REQUEST: Write every record out again exactly as given.

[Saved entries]
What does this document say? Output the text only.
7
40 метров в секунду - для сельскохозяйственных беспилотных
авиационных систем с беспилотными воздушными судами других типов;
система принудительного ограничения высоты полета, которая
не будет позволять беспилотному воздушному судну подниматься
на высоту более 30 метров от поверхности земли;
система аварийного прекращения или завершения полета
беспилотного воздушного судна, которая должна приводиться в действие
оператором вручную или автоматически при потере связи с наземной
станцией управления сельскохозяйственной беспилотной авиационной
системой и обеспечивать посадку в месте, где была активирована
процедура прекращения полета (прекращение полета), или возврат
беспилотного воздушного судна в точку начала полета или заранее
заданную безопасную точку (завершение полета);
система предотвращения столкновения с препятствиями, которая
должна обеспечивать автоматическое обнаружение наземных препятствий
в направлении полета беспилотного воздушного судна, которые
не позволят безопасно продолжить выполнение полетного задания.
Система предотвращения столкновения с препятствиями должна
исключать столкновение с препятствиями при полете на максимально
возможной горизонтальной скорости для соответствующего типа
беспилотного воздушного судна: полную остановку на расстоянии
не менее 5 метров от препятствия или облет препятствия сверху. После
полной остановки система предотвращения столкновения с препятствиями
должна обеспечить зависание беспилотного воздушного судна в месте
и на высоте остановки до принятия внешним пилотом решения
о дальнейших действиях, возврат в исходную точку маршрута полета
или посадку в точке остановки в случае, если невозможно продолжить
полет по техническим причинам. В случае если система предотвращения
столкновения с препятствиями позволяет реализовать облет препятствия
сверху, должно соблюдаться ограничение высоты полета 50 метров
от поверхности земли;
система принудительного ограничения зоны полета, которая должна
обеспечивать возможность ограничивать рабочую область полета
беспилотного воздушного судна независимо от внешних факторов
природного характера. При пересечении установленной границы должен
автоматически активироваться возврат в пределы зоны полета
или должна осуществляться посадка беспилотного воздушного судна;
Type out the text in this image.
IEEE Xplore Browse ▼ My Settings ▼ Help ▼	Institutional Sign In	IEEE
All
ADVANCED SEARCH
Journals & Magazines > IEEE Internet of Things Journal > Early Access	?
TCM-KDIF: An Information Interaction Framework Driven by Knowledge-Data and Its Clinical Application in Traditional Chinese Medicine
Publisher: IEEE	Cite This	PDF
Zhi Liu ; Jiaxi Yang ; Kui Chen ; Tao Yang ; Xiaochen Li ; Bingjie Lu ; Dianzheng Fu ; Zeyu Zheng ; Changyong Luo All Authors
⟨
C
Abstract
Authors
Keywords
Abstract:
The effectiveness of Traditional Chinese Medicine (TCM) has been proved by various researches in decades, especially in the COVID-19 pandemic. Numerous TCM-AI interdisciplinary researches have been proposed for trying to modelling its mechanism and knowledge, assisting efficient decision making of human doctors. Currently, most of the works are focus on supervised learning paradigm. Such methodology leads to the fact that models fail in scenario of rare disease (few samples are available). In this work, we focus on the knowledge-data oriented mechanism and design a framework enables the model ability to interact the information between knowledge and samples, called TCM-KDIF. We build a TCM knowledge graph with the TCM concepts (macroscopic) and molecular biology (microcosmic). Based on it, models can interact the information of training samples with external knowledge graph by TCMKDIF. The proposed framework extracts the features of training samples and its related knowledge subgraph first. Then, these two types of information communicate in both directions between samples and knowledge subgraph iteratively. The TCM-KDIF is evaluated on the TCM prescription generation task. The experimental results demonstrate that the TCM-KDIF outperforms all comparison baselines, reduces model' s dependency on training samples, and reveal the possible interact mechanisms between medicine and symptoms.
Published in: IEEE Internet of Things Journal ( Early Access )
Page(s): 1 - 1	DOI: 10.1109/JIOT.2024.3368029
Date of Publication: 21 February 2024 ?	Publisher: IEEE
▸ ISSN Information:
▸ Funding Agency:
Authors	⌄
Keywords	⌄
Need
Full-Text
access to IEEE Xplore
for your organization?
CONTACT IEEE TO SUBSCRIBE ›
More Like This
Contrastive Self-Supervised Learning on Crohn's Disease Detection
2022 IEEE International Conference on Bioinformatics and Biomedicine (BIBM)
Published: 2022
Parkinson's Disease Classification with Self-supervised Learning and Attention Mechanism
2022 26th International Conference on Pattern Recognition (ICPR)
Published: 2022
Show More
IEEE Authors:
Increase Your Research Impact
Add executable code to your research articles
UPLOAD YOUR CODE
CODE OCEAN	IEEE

CORRECT OUTPUT:
What does this document say? Output the text only.
7
40 метров в секунду - для сельскохозяйственных беспилотных
авиационных систем с беспилотными воздушными судами других типов;
система принудительного ограничения высоты полета, которая
не будет позволять беспилотному воздушному судну подниматься
на высоту более 30 метров от поверхности земли;
система аварийного прекращения или завершения полета
беспилотного воздушного судна, которая должна приводиться в действие
оператором вручную или автоматически при потере связи с наземной
станцией управления сельскохозяйственной беспилотной авиационной
системой и обеспечивать посадку в месте, где была активирована
процедура прекращения полета (прекращение полета), или возврат
беспилотного воздушного судна в точку начала полета или заранее
заданную безопасную точку (завершение полета);
система предотвращения столкновения с препятствиями, которая
должна обеспечивать автоматическое обнаружение наземных препятствий
в направлении полета беспилотного воздушного судна, которые
не позволят безопасно продолжить выполнение полетного задания.
Система предотвращения столкновения с препятствиями должна
исключать столкновение с препятствиями при полете на максимально
возможной горизонтальной скорости для соответствующего типа
беспилотного воздушного судна: полную остановку на расстоянии
не менее 5 метров от препятствия или облет препятствия сверху. После
полной остановки система предотвращения столкновения с препятствиями
должна обеспечить зависание беспилотного воздушного судна в месте
и на высоте остановки до принятия внешним пилотом решения
о дальнейших действиях, возврат в исходную точку маршрута полета
или посадку в точке остановки в случае, если невозможно продолжить
полет по техническим причинам. В случае если система предотвращения
столкновения с препятствиями позволяет реализовать облет препятствия
сверху, должно соблюдаться ограничение высоты полета 50 метров
от поверхности земли;
система принудительного ограничения зоны полета, которая должна
обеспечивать возможность ограничивать рабочую область полета
беспилотного воздушного судна независимо от внешних факторов
природного характера. При пересечении установленной границы должен
автоматически активироваться возврат в пределы зоны полета
или должна осуществляться посадка беспилотного воздушного судна;
Type out the text in this image.
IEEE Xplore Browse ▼ My Settings ▼ Help ▼	Institutional Sign In	IEEE
All
ADVANCED SEARCH
Journals & Magazines > IEEE Internet of Things Journal > Early Access	?
TCM-KDIF: An Information Interaction Framework Driven by Knowledge-Data and Its Clinical Application in Traditional Chinese Medicine
Publisher: IEEE	Cite This	PDF
Zhi Liu ; Jiaxi Yang ; Kui Chen ; Tao Yang ; Xiaochen Li ; Bingjie Lu ; Dianzheng Fu ; Zeyu Zheng ; Changyong Luo All Authors
⟨
C
Abstract
Authors
Keywords
Abstract:
The effectiveness of Traditional Chinese Medicine (TCM) has been proved by various researches in decades, especially in the COVID-19 pandemic. Numerous TCM-AI interdisciplinary researches have been proposed for trying to modelling its mechanism and knowledge, assisting efficient decision making of human doctors. Currently, most of the works are focus on supervised learning paradigm. Such methodology leads to the fact that models fail in scenario of rare disease (few samples are available). In this work, we focus on the knowledge-data oriented mechanism and design a framework enables the model ability to interact the information between knowledge and samples, called TCM-KDIF. We build a TCM knowledge graph with the TCM concepts (macroscopic) and molecular biology (microcosmic). Based on it, models can interact the information of training samples with external knowledge graph by TCMKDIF. The proposed framework extracts the features of training samples and its related knowledge subgraph first. Then, these two types of information communicate in both directions between samples and knowledge subgraph iteratively. The TCM-KDIF is evaluated on the TCM prescription generation task. The experimental results demonstrate that the TCM-KDIF outperforms all comparison baselines, reduces model' s dependency on training samples, and reveal the possible interact mechanisms between medicine and symptoms.
Published in: IEEE Internet of Things Journal ( Early Access )
Page(s): 1 - 1	DOI: 10.1109/JIOT.2024.3368029
Date of Publication: 21 February 2024 ?	Publisher: IEEE
▸ ISSN Information:
▸ Funding Agency:
Authors	⌄
Keywords	⌄
Need
Full-Text
access to IEEE Xplore
for your organization?
CONTACT IEEE TO SUBSCRIBE ›
More Like This
Contrastive Self-Supervised Learning on Crohn's Disease Detection
2022 IEEE International Conference on Bioinformatics and Biomedicine (BIBM)
Published: 2022
Parkinson's Disease Classification with Self-supervised Learning and Attention Mechanism
2022 26th International Conference on Pattern Recognition (ICPR)
Published: 2022
Show More
IEEE Authors:
Increase Your Research Impact
Add executable code to your research articles
UPLOAD YOUR CODE
CODE OCEAN	IEEE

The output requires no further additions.